■ Records:
_____

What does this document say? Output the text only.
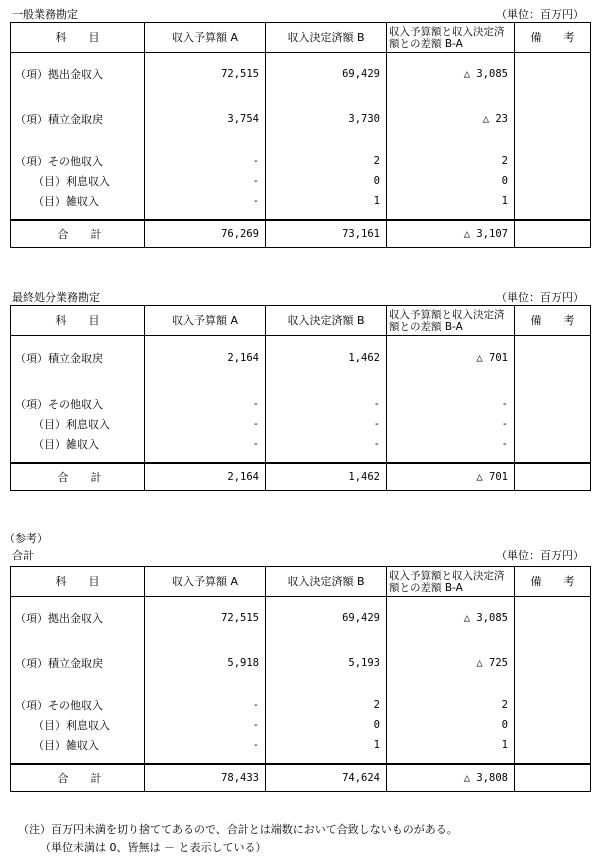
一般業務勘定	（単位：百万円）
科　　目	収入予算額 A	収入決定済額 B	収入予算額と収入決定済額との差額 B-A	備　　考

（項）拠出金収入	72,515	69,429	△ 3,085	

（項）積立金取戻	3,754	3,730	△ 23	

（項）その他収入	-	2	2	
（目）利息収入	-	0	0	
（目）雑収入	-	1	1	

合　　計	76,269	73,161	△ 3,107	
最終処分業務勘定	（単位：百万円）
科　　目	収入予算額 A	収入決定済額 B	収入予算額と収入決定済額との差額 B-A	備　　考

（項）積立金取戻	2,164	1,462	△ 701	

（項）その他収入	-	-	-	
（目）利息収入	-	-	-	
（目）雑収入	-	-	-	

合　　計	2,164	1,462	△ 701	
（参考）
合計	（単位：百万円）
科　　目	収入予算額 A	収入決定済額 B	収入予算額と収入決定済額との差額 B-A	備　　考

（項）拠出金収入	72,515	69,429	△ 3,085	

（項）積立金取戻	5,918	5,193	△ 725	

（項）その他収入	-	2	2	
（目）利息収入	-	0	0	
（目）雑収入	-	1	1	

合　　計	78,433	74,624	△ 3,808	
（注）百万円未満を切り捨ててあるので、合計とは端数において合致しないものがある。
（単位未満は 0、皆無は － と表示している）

_____

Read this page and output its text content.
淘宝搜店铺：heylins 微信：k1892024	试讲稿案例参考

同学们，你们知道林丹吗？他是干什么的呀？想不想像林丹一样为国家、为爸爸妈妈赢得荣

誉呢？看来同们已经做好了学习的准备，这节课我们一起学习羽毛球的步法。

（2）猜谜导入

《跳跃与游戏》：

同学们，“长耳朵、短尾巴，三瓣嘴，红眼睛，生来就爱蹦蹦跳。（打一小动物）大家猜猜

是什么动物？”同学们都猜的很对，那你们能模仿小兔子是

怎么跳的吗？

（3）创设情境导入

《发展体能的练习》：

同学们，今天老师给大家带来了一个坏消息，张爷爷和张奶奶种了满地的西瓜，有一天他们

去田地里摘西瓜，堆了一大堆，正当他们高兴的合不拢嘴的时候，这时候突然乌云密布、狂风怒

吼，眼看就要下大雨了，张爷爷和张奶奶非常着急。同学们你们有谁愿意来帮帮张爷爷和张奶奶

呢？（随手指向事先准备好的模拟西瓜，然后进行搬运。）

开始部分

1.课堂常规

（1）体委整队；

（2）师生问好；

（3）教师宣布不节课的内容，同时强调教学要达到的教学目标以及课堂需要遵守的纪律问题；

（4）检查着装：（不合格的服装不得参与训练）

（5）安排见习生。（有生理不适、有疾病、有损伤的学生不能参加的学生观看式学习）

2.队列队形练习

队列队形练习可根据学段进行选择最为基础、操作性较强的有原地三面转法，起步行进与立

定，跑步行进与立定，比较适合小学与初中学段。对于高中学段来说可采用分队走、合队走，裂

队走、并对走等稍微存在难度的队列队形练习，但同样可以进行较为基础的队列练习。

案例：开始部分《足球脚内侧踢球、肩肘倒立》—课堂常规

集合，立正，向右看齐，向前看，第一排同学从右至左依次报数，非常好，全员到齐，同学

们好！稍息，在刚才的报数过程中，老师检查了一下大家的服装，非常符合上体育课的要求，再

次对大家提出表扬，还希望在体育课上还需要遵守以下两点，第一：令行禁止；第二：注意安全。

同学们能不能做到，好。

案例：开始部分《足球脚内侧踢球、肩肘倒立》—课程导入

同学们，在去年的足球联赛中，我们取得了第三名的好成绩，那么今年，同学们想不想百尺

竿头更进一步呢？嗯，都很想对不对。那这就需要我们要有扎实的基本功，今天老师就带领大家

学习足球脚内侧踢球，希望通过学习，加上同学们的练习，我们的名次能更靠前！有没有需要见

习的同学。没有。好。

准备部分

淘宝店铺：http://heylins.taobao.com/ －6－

_____

■ What is asked:
In the listing above, find the lines holding the word "heylins" and copy them.

■ Solution to this task:
淘宝搜店铺：heylins 微信：k1892024	试讲稿案例参考
淘宝店铺：http://heylins.taobao.com/ －6－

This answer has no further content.